TASK PROMPT: Skip the images and return the records below exactly.

[Records excerpted from a collection]
---+---
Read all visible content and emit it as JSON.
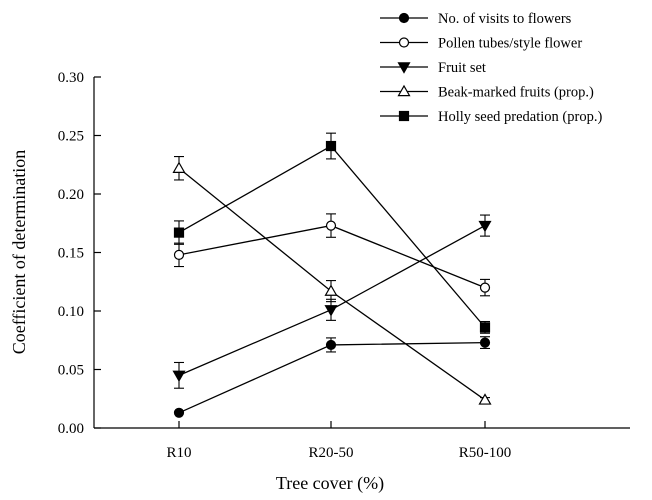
{
  "chart_data": {
    "type": "line",
    "xlabel": "Tree cover (%)",
    "ylabel": "Coefficient of determination",
    "categories": [
      "R10",
      "R20-50",
      "R50-100"
    ],
    "ylim": [
      0,
      0.3
    ],
    "yticks": [
      "0.00",
      "0.05",
      "0.10",
      "0.15",
      "0.20",
      "0.25",
      "0.30"
    ],
    "grid": false,
    "legend_position": "top-right",
    "series": [
      {
        "name": "No. of visits to flowers",
        "marker": "circle-filled",
        "values": [
          0.013,
          0.071,
          0.073
        ],
        "errors": [
          0.0,
          0.006,
          0.005
        ]
      },
      {
        "name": "Pollen tubes/style flower",
        "marker": "circle-open",
        "values": [
          0.148,
          0.173,
          0.12
        ],
        "errors": [
          0.01,
          0.01,
          0.007
        ]
      },
      {
        "name": "Fruit set",
        "marker": "triangle-down-filled",
        "values": [
          0.045,
          0.101,
          0.173
        ],
        "errors": [
          0.011,
          0.009,
          0.009
        ]
      },
      {
        "name": "Beak-marked fruits (prop.)",
        "marker": "triangle-up-open",
        "values": [
          0.222,
          0.117,
          0.024
        ],
        "errors": [
          0.01,
          0.009,
          0.002
        ]
      },
      {
        "name": "Holly seed predation (prop.)",
        "marker": "square-filled",
        "values": [
          0.167,
          0.241,
          0.086
        ],
        "errors": [
          0.01,
          0.011,
          0.005
        ]
      }
    ]
  }
}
---+---
SOLUTION TO THIS TASK:
Read all visible content and emit it as JSON.
{
  "chart_data": {
    "type": "line",
    "xlabel": "Tree cover (%)",
    "ylabel": "Coefficient of determination",
    "categories": [
      "R10",
      "R20-50",
      "R50-100"
    ],
    "ylim": [
      0,
      0.3
    ],
    "yticks": [
      "0.00",
      "0.05",
      "0.10",
      "0.15",
      "0.20",
      "0.25",
      "0.30"
    ],
    "grid": false,
    "legend_position": "top-right",
    "series": [
      {
        "name": "No. of visits to flowers",
        "marker": "circle-filled",
        "values": [
          0.013,
          0.071,
          0.073
        ],
        "errors": [
          0.0,
          0.006,
          0.005
        ]
      },
      {
        "name": "Pollen tubes/style flower",
        "marker": "circle-open",
        "values": [
          0.148,
          0.173,
          0.12
        ],
        "errors": [
          0.01,
          0.01,
          0.007
        ]
      },
      {
        "name": "Fruit set",
        "marker": "triangle-down-filled",
        "values": [
          0.045,
          0.101,
          0.173
        ],
        "errors": [
          0.011,
          0.009,
          0.009
        ]
      },
      {
        "name": "Beak-marked fruits (prop.)",
        "marker": "triangle-up-open",
        "values": [
          0.222,
          0.117,
          0.024
        ],
        "errors": [
          0.01,
          0.009,
          0.002
        ]
      },
      {
        "name": "Holly seed predation (prop.)",
        "marker": "square-filled",
        "values": [
          0.167,
          0.241,
          0.086
        ],
        "errors": [
          0.01,
          0.011,
          0.005
        ]
      }
    ]
  }
}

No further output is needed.